- SET EXERCISE:
Identify the lines bearing the string "وقال" and gather them.
# START OF SUPPLIED DATA
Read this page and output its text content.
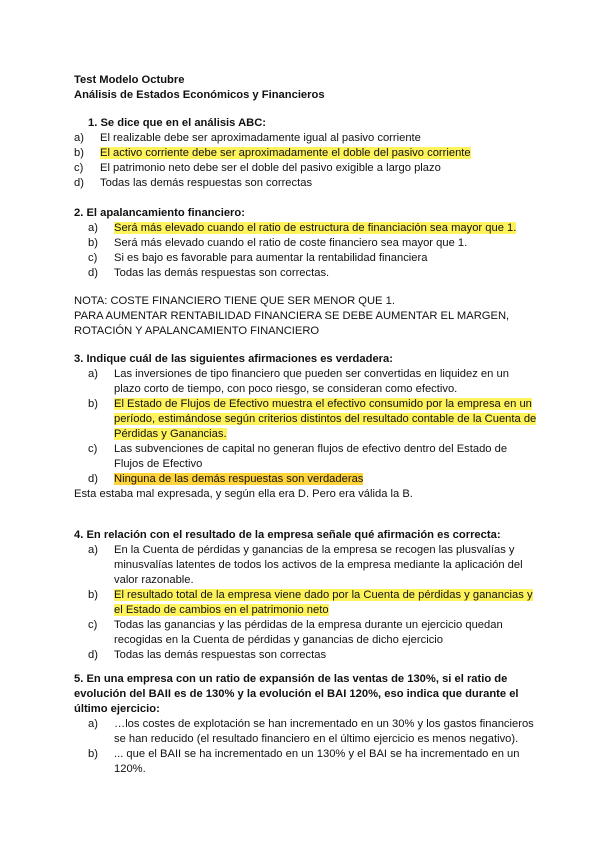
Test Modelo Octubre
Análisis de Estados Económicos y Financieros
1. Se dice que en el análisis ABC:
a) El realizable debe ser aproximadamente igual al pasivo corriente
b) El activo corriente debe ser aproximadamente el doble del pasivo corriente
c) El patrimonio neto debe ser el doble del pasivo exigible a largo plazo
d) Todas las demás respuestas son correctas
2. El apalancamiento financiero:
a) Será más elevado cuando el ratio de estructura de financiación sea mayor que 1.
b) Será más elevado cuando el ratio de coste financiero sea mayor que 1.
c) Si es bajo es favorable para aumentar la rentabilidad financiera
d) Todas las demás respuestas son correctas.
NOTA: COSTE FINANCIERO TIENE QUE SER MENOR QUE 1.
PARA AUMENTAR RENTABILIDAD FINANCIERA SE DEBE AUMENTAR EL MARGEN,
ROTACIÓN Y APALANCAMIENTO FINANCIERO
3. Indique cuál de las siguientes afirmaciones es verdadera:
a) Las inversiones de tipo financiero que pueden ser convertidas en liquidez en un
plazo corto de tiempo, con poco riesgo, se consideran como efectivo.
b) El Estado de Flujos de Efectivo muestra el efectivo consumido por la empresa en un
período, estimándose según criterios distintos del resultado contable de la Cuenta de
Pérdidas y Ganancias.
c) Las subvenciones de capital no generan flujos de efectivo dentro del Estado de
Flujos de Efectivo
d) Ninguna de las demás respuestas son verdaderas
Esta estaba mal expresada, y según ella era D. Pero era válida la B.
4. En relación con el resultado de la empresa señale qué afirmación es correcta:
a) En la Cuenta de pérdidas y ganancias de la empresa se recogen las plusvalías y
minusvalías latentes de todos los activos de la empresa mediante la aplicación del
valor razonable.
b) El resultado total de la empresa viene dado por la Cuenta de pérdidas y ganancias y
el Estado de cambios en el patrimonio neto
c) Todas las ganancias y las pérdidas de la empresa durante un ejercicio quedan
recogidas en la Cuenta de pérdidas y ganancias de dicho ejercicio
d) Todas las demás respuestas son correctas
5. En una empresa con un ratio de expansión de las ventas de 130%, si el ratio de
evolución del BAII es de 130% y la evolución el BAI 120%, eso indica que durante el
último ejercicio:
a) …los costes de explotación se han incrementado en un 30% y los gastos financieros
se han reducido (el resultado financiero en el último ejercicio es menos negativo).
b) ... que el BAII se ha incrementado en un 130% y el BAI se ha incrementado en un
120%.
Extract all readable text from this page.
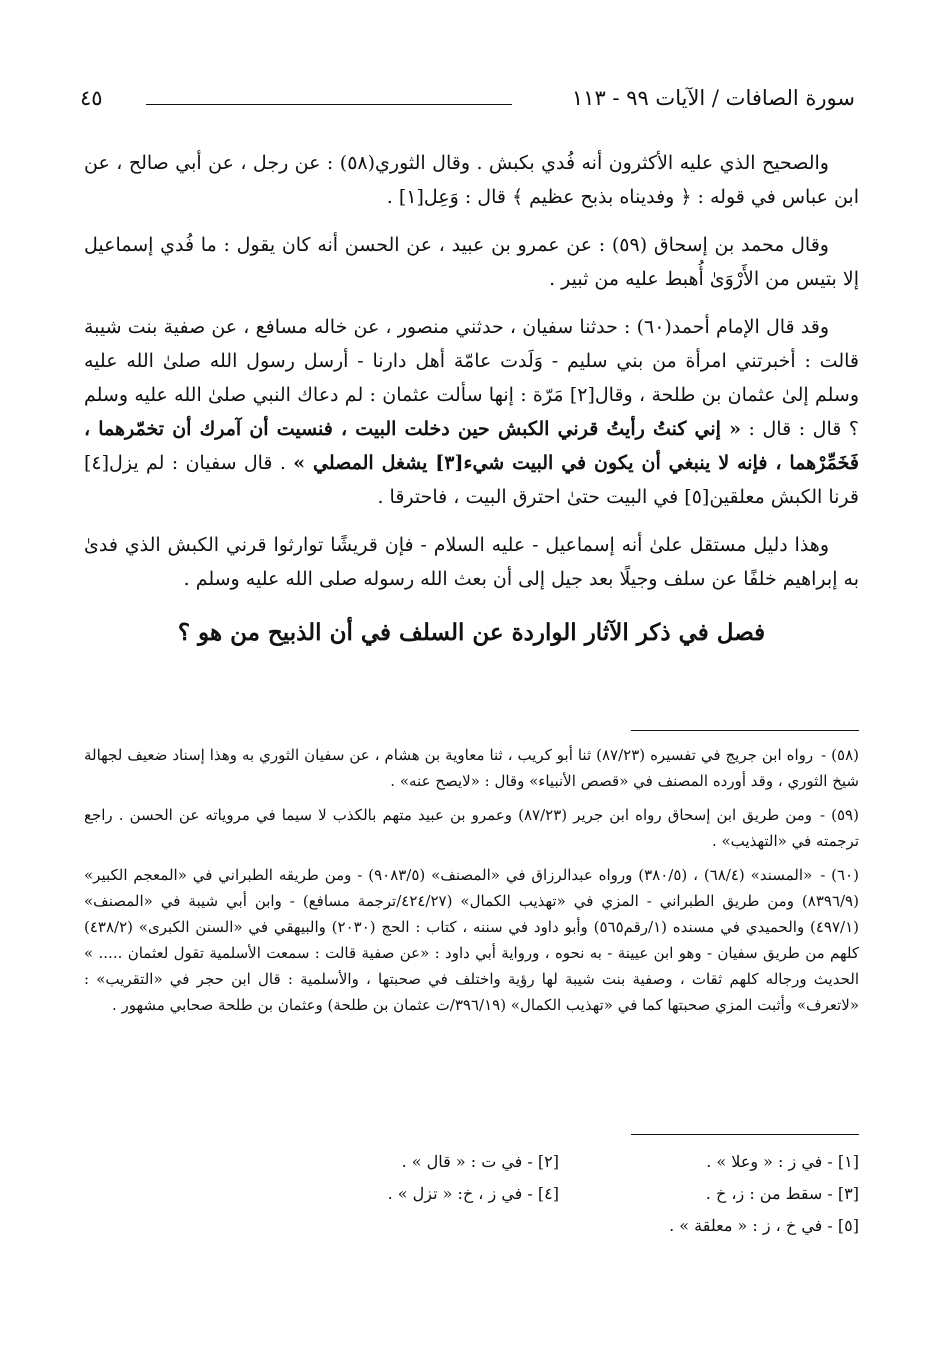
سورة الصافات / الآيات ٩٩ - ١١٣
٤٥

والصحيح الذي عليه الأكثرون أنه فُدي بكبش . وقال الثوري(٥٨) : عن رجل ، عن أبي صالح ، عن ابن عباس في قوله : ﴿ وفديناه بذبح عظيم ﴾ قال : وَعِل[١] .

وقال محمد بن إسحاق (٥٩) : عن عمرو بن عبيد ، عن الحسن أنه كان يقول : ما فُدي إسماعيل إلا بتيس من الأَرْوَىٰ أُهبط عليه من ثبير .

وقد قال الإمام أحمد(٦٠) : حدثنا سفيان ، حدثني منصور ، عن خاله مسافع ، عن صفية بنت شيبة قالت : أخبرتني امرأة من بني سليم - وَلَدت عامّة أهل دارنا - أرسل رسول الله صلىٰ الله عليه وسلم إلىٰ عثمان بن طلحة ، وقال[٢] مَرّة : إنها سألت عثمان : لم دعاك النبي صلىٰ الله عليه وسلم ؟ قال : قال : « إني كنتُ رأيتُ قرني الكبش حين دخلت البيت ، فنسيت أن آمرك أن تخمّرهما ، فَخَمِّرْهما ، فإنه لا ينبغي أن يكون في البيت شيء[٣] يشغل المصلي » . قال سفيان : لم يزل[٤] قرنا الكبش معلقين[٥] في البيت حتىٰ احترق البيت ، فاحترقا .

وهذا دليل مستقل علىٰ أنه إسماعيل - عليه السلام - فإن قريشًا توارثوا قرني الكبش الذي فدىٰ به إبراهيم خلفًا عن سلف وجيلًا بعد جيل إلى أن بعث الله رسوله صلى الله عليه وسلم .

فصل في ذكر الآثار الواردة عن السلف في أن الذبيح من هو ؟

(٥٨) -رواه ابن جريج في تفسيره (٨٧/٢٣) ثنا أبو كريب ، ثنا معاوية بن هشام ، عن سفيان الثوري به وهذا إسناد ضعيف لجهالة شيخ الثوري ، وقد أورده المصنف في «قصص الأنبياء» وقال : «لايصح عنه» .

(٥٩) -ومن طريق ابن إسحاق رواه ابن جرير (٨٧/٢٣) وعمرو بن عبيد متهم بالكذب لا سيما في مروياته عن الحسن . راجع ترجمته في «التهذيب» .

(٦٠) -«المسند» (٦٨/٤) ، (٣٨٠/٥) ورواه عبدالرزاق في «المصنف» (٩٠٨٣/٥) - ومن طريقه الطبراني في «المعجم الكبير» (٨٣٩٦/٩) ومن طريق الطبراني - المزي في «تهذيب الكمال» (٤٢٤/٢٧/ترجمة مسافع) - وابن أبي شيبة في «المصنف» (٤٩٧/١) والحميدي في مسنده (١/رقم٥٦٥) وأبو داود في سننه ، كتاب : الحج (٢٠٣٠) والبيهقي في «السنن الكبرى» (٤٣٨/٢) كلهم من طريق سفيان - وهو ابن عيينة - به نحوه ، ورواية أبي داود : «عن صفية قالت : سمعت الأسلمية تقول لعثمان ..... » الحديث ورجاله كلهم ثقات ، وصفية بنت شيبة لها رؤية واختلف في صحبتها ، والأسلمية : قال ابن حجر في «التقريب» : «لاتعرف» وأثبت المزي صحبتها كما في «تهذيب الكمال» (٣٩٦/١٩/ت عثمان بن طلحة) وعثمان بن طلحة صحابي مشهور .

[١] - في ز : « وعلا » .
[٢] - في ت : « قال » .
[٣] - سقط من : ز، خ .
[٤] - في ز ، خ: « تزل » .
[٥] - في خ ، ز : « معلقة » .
# END OF SUPPLIED DATA
# START OF SUPPLIED DATA
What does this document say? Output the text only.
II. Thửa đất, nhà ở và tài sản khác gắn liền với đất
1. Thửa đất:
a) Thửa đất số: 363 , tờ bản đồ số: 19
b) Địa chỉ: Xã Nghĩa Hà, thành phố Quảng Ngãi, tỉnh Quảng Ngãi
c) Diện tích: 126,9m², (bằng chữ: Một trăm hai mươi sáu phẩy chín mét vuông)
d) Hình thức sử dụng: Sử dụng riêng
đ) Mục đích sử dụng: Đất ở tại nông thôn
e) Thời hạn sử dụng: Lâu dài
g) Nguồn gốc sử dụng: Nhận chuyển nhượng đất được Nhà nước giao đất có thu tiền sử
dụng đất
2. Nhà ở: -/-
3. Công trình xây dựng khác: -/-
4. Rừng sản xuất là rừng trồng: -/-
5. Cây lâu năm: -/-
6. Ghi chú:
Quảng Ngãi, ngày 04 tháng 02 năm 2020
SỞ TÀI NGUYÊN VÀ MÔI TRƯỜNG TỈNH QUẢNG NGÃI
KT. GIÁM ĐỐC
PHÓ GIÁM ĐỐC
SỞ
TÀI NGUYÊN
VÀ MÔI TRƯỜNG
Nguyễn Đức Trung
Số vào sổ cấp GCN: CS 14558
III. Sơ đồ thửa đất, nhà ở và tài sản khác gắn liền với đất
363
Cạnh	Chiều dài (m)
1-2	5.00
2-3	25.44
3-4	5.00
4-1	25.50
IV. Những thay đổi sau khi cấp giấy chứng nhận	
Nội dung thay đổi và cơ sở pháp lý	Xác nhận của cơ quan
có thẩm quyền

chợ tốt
# END OF SUPPLIED DATA
- SOLUTION FOR THIS TASK:
والصحيح الذي عليه الأكثرون أنه فُدي بكبش . وقال الثوري(٥٨) : عن رجل ، عن أبي صالح ، عن ابن عباس في قوله : ﴿ وفديناه بذبح عظيم ﴾ قال : وَعِل[١] .
وقال محمد بن إسحاق (٥٩) : عن عمرو بن عبيد ، عن الحسن أنه كان يقول : ما فُدي إسماعيل إلا بتيس من الأَرْوَىٰ أُهبط عليه من ثبير .
وقد قال الإمام أحمد(٦٠) : حدثنا سفيان ، حدثني منصور ، عن خاله مسافع ، عن صفية بنت شيبة قالت : أخبرتني امرأة من بني سليم - وَلَدت عامّة أهل دارنا - أرسل رسول الله صلىٰ الله عليه وسلم إلىٰ عثمان بن طلحة ، وقال[٢] مَرّة : إنها سألت عثمان : لم دعاك النبي صلىٰ الله عليه وسلم ؟ قال : قال : « إني كنتُ رأيتُ قرني الكبش حين دخلت البيت ، فنسيت أن آمرك أن تخمّرهما ، فَخَمِّرْهما ، فإنه لا ينبغي أن يكون في البيت شيء[٣] يشغل المصلي » . قال سفيان : لم يزل[٤] قرنا الكبش معلقين[٥] في البيت حتىٰ احترق البيت ، فاحترقا .
(٥٨) -رواه ابن جريج في تفسيره (٨٧/٢٣) ثنا أبو كريب ، ثنا معاوية بن هشام ، عن سفيان الثوري به وهذا إسناد ضعيف لجهالة شيخ الثوري ، وقد أورده المصنف في «قصص الأنبياء» وقال : «لايصح عنه» .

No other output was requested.